● WORK REQUIRED
Copy out each line of the listing that has the word "text" in it.

● DATASET
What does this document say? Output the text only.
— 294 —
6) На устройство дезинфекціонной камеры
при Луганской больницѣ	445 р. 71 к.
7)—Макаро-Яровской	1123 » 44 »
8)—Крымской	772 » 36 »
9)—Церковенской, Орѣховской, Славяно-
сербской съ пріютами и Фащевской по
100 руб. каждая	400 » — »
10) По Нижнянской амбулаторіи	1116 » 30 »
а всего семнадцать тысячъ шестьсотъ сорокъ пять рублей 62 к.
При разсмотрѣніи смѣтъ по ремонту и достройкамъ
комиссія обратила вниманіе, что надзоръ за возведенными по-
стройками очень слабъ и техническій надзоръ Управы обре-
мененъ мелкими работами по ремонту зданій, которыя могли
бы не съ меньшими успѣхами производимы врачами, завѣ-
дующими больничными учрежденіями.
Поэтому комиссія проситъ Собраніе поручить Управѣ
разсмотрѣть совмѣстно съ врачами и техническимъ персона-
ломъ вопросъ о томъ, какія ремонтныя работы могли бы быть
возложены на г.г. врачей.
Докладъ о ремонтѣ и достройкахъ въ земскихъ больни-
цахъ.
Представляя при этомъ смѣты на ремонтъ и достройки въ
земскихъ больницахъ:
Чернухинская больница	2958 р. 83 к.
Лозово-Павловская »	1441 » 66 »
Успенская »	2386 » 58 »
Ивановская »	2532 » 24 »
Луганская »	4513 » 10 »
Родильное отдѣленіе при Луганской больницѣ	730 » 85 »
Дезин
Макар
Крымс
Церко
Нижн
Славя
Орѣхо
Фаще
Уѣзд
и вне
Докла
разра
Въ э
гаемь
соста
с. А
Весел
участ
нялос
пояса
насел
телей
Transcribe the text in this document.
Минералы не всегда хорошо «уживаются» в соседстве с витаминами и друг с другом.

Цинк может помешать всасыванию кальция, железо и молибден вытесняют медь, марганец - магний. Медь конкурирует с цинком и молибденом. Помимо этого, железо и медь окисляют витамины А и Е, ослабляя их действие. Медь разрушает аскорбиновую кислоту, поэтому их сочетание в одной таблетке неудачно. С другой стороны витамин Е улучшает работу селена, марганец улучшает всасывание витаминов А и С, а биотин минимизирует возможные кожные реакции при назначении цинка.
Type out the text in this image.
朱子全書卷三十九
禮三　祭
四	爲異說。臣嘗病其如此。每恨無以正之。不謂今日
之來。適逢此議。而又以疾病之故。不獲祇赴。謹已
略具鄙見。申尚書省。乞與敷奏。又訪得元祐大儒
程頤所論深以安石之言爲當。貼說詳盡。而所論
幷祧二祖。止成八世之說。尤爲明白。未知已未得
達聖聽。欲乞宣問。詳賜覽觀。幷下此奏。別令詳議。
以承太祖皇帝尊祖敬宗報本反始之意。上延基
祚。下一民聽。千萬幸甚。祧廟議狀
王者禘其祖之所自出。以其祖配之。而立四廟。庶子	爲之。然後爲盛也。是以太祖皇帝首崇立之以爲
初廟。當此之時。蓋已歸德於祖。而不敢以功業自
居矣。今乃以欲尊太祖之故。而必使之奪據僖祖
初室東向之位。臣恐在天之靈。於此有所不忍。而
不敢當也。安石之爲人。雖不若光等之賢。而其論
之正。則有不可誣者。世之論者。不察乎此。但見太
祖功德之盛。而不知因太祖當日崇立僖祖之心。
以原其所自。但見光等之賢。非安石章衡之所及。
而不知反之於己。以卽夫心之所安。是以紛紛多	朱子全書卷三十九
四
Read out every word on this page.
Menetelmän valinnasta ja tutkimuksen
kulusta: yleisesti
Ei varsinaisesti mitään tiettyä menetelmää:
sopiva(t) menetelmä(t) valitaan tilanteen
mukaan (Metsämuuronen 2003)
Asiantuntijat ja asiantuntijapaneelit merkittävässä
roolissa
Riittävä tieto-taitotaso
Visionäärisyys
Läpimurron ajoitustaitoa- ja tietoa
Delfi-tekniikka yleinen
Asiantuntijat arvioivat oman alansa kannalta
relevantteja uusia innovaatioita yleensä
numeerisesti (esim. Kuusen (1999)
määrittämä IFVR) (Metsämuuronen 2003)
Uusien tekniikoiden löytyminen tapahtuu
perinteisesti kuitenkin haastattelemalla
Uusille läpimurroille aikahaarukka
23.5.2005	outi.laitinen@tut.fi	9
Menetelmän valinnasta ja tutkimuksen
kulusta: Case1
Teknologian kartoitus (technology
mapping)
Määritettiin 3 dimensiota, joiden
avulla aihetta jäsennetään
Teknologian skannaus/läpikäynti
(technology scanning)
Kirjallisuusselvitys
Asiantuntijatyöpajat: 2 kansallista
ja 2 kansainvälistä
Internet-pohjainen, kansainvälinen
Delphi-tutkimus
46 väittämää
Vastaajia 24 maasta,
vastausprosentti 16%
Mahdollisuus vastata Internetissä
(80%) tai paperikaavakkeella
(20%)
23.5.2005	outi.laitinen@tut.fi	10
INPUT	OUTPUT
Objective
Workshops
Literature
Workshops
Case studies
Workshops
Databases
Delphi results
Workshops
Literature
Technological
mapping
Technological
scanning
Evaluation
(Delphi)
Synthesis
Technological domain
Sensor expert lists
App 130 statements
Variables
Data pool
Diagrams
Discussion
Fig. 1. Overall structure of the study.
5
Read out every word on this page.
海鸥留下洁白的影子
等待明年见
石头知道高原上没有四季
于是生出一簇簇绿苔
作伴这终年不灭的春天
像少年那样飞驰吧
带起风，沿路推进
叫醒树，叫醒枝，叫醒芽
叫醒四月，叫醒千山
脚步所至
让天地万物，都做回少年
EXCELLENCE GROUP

● TASK ANSWER
What does this document say? Output the text only.
Transcribe the text in this document.
Type out the text in this image.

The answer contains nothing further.